**TEXT PROVIDED:**
The ideal environment for rising is a draft-free 75° to 80° spot. If your kitchen is too cool, you can use either a standard oven or microwave oven: warm an electric oven briefly at the lowest setting, then shut off and set the dough on a rack, or set the dough in a turned-off gas oven with the door ajar. Or, place the dough in a microwave next to a cup of boiling water (close the door, but don’t turn the oven on). If none of these are options, fill a large rectangular baking dish with boiling water, cover it with a wire rack, and place the dough on the rack, covered with plastic wrap and a dish towel.
Set the dough on a lightly floured surface. Knead by folding the dough and pushing it down with the heel of your hand. Rotate a quarter turn after each motion and repeat until the dough is the proper consistency.

**AIM:**
Can you extend the bread dough instructions with a few more sentences that pick up after the last one given? The lines that come next are separate material, unconnected to the bread dough text.

**GIVEN INFORMATION:**
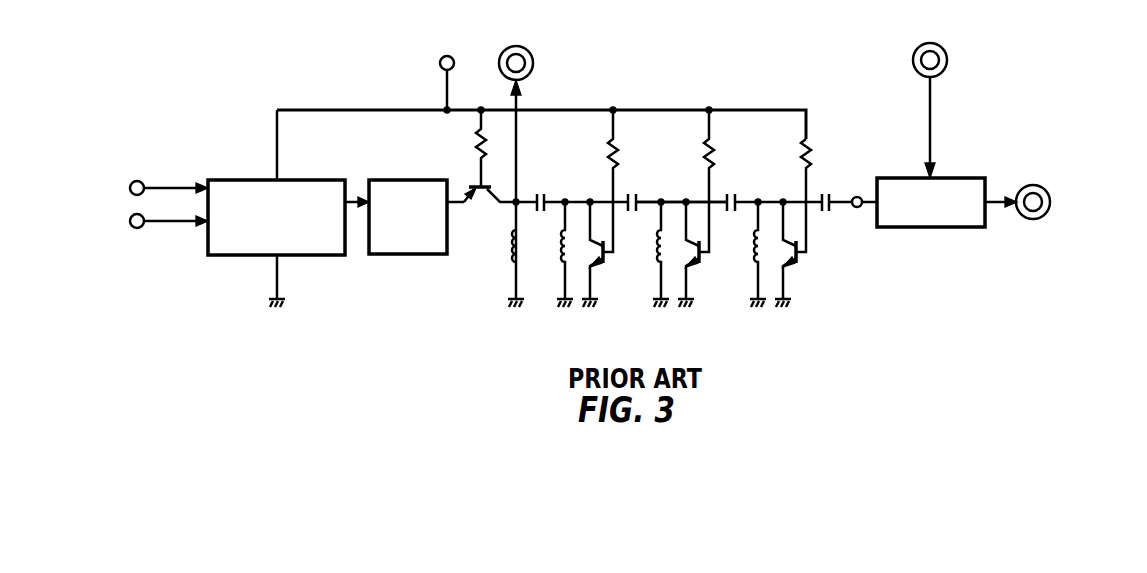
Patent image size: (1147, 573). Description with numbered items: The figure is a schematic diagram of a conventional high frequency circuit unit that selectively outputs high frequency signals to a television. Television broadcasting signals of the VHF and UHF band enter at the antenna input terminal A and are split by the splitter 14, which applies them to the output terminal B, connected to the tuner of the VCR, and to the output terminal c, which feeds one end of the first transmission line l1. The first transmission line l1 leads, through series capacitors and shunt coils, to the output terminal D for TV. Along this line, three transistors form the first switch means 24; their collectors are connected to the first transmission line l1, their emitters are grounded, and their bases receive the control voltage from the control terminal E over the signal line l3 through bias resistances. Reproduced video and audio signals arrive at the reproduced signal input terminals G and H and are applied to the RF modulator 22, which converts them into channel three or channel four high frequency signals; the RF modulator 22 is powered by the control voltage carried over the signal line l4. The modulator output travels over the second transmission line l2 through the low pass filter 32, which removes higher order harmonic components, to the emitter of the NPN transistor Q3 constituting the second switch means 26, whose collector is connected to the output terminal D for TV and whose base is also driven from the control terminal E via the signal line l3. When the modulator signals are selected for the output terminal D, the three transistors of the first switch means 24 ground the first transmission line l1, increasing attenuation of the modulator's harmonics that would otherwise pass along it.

**TASK ANSWER:**
Moderately Stiff Dough
When sufficiently kneaded, the dough will change from a rough mass into one that is smooth, satiny, and elastic, with a moderately stiff consistency. The dough will no longer stick to the work surface.
Covering for First Rising
Transfer the dough to a lightly oiled bowl, rotating the dough to coat with oil. Cover loosely with plastic wrap, then a finely woven tea towel, to protect the dough from drafts and to keep it warm.
Dough Double in Size
The first rising is complete when the dough is almost double its original volume. It is ready if indentations remain when you press 1/2 inch into it with two fingers. If the marks disappear, cover and check again after several more minutes.